··· DATA SUPPLIED
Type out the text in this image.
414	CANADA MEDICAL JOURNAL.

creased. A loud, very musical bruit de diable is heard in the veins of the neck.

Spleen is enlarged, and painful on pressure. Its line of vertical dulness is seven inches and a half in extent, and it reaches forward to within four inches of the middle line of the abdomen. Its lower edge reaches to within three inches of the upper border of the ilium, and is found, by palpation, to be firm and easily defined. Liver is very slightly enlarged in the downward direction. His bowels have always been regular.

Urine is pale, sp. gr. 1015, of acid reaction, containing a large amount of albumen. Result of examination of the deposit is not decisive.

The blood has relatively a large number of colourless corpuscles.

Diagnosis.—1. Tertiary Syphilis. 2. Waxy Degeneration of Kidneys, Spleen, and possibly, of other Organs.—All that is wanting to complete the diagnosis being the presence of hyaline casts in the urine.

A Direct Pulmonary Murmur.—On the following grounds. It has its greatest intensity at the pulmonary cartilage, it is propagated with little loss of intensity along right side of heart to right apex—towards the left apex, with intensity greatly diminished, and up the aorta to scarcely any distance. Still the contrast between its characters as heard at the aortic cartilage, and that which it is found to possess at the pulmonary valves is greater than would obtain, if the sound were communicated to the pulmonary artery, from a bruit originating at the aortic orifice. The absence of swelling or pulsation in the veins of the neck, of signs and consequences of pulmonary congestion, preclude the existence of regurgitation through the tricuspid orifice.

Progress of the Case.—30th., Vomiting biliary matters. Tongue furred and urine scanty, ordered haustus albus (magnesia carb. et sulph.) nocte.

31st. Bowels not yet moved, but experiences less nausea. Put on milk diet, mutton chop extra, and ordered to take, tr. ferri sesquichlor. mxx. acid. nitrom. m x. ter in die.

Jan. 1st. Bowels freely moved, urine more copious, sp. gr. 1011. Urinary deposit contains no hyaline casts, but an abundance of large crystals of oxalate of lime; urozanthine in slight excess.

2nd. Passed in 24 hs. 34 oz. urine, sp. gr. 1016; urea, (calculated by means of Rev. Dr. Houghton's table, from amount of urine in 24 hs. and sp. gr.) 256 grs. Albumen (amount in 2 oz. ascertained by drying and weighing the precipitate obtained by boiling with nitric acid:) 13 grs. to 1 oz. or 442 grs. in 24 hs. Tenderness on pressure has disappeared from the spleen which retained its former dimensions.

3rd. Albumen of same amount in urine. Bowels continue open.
······
> WRITTEN INSTRUCTION: Write every entry out again exactly.

> SOLVED EXERCISE:
Type out the text in this image.
414	CANADA MEDICAL JOURNAL.

creased. A loud, very musical bruit de diable is heard in the veins of the neck.

Spleen is enlarged, and painful on pressure. Its line of vertical dulness is seven inches and a half in extent, and it reaches forward to within four inches of the middle line of the abdomen. Its lower edge reaches to within three inches of the upper border of the ilium, and is found, by palpation, to be firm and easily defined. Liver is very slightly enlarged in the downward direction. His bowels have always been regular.

Urine is pale, sp. gr. 1015, of acid reaction, containing a large amount of albumen. Result of examination of the deposit is not decisive.

The blood has relatively a large number of colourless corpuscles.

Diagnosis.—1. Tertiary Syphilis. 2. Waxy Degeneration of Kidneys, Spleen, and possibly, of other Organs.—All that is wanting to complete the diagnosis being the presence of hyaline casts in the urine.

A Direct Pulmonary Murmur.—On the following grounds. It has its greatest intensity at the pulmonary cartilage, it is propagated with little loss of intensity along right side of heart to right apex—towards the left apex, with intensity greatly diminished, and up the aorta to scarcely any distance. Still the contrast between its characters as heard at the aortic cartilage, and that which it is found to possess at the pulmonary valves is greater than would obtain, if the sound were communicated to the pulmonary artery, from a bruit originating at the aortic orifice. The absence of swelling or pulsation in the veins of the neck, of signs and consequences of pulmonary congestion, preclude the existence of regurgitation through the tricuspid orifice.

Progress of the Case.—30th., Vomiting biliary matters. Tongue furred and urine scanty, ordered haustus albus (magnesia carb. et sulph.) nocte.

31st. Bowels not yet moved, but experiences less nausea. Put on milk diet, mutton chop extra, and ordered to take, tr. ferri sesquichlor. mxx. acid. nitrom. m x. ter in die.

Jan. 1st. Bowels freely moved, urine more copious, sp. gr. 1011. Urinary deposit contains no hyaline casts, but an abundance of large crystals of oxalate of lime; urozanthine in slight excess.

2nd. Passed in 24 hs. 34 oz. urine, sp. gr. 1016; urea, (calculated by means of Rev. Dr. Houghton's table, from amount of urine in 24 hs. and sp. gr.) 256 grs. Albumen (amount in 2 oz. ascertained by drying and weighing the precipitate obtained by boiling with nitric acid:) 13 grs. to 1 oz. or 442 grs. in 24 hs. Tenderness on pressure has disappeared from the spleen which retained its former dimensions.

3rd. Albumen of same amount in urine. Bowels continue open.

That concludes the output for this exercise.